- [Text shown]:

= = = = = = =

January 17, 2015 - 14:52
I (2:25-2:40) signing onto Serendip/introducing ourselves (get up and play avatar bingo!--
learn everyone's name and preferred pronoun; take a little time to get the story behind their image, too,
if you didn't read it on-line; some of these were really quite lovely...)
what did you learn about one another? anything surprising?
(pass around sign-in sheet: check if you're here, add user name if I don't have it...)
any questions/complaints about Serendip....? (I want feedback...always working on it)
II. (2:40-2:50): coursekeeping--how I want you to use Serendip til we meet again...
2 out-of-class opportunities:
tomorrow afternoon a new exhibit is opening @ Cantor Fitzgerald Gallery @ HC:
it's called Sea Change, in which celebrated Philadelphia photographer Zoe Strauss traces the landscape of post-climate change America;
there is a Gallery Talk @ 4:30, and a Reception @ 5:30
February 22 there will be an Environmental Studies symposium at Haverford; this Mon, Jan 26 is the deadline for submitting a proposal to present @ the symposium. If you are interested, you should send an abstract to Helen White (hwhite@haverford.edu) about environmental issues you have confronted in your coursework, independent research, internships, volunteering, or student group activities. E-mail Helen your title, name of presenting author and co-authors, 150-250 word abstract describing your work, and preferred presentation formate (oral presentation, poster presentation, pre-recorded video, other). Michael Maniates will be the keynote speaker @ this conference; to get you excited, we're reading an essay of his for Tuesday.

= = = = = = =

- [Given data]:

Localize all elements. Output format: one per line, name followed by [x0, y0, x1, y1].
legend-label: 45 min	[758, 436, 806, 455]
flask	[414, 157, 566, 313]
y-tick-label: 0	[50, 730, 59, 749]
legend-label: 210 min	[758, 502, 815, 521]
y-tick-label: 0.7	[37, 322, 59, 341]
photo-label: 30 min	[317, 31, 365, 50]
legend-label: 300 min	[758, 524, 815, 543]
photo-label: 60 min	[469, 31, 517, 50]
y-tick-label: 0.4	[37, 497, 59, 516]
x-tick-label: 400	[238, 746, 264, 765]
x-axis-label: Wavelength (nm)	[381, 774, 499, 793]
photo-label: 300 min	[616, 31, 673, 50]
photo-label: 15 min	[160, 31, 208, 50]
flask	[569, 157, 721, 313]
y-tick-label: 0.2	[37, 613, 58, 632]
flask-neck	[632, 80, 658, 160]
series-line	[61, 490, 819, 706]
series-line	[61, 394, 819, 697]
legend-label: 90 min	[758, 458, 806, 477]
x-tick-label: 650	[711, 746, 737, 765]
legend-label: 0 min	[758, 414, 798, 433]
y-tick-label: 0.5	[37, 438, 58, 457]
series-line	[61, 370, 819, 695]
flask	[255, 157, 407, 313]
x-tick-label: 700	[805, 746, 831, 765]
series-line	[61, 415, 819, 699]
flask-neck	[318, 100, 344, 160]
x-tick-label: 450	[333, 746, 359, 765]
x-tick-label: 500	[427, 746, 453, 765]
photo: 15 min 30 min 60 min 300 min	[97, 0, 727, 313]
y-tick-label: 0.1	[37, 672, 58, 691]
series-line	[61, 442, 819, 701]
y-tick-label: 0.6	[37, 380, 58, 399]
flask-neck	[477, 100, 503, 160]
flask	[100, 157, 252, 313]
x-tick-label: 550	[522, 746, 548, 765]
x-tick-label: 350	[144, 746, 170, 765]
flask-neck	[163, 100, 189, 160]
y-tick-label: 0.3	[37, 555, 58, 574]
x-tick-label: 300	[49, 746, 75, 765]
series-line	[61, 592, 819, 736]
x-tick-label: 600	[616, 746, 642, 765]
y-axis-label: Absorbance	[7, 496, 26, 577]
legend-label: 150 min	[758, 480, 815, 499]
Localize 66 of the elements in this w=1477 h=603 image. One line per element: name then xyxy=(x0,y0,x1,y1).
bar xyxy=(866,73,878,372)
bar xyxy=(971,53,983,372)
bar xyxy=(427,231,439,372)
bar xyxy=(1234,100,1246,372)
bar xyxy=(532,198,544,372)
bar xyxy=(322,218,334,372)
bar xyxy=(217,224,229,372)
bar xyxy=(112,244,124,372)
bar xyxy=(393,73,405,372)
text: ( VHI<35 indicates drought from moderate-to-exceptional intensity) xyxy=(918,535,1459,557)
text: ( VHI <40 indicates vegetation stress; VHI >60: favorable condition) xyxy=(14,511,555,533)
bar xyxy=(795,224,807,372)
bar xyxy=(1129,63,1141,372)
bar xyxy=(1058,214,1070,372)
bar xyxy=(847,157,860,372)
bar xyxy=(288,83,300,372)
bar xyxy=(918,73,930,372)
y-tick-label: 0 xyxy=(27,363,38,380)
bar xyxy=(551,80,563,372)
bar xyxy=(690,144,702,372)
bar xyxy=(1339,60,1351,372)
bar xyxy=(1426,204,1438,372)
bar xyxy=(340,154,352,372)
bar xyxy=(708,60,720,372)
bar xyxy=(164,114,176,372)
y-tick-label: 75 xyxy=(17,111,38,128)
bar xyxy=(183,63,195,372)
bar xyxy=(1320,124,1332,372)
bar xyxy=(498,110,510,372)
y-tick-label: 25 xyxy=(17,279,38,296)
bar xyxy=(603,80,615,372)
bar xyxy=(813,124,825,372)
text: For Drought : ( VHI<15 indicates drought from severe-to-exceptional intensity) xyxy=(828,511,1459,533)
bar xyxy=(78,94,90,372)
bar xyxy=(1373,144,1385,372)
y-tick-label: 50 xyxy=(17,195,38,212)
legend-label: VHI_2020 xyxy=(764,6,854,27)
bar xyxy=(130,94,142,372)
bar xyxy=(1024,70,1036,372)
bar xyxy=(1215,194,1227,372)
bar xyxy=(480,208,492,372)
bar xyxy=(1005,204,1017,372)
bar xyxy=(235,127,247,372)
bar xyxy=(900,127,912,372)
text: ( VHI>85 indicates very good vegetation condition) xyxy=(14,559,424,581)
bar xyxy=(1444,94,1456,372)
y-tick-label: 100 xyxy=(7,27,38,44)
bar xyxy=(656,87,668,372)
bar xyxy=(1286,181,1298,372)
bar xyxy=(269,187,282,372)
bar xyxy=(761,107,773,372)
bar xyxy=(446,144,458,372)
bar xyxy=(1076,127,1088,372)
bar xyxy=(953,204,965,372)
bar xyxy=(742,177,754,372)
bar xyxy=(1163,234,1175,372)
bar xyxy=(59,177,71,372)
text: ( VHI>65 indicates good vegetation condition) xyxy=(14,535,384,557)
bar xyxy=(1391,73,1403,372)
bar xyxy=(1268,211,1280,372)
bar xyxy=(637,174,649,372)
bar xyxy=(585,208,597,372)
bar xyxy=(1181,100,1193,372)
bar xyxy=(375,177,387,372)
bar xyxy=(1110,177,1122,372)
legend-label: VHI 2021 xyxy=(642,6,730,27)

= = = = = = =

- [What you need to do]:
(1) Answer these from the class agenda:
(a) What is the name of the exhibit opening at the Cantor Fitzgerald Gallery?
(b) What date is given as the deadline for submitting a proposal to present at the symposium?
(c) Who will be the keynote speaker at the symposium?
(2) Edit the records, starting at their first line and ending at the line that contains "31, 517, 50]": write those lines out again with "legend-label" changed to "key-label" and nothing else altered.
The text and the records were drawn from separate, unrelated sources.

- [Responses by task]:
(1)
(a) Sea Change
(b) Mon, Jan 26
(c) Michael Maniates

(2)
Localize all elements. Output format: one per line, name followed by [x0, y0, x1, y1].
key-label: 45 min	[758, 436, 806, 455]
flask	[414, 157, 566, 313]
y-tick-label: 0	[50, 730, 59, 749]
key-label: 210 min	[758, 502, 815, 521]
y-tick-label: 0.7	[37, 322, 59, 341]
photo-label: 30 min	[317, 31, 365, 50]
key-label: 300 min	[758, 524, 815, 543]
photo-label: 60 min	[469, 31, 517, 50]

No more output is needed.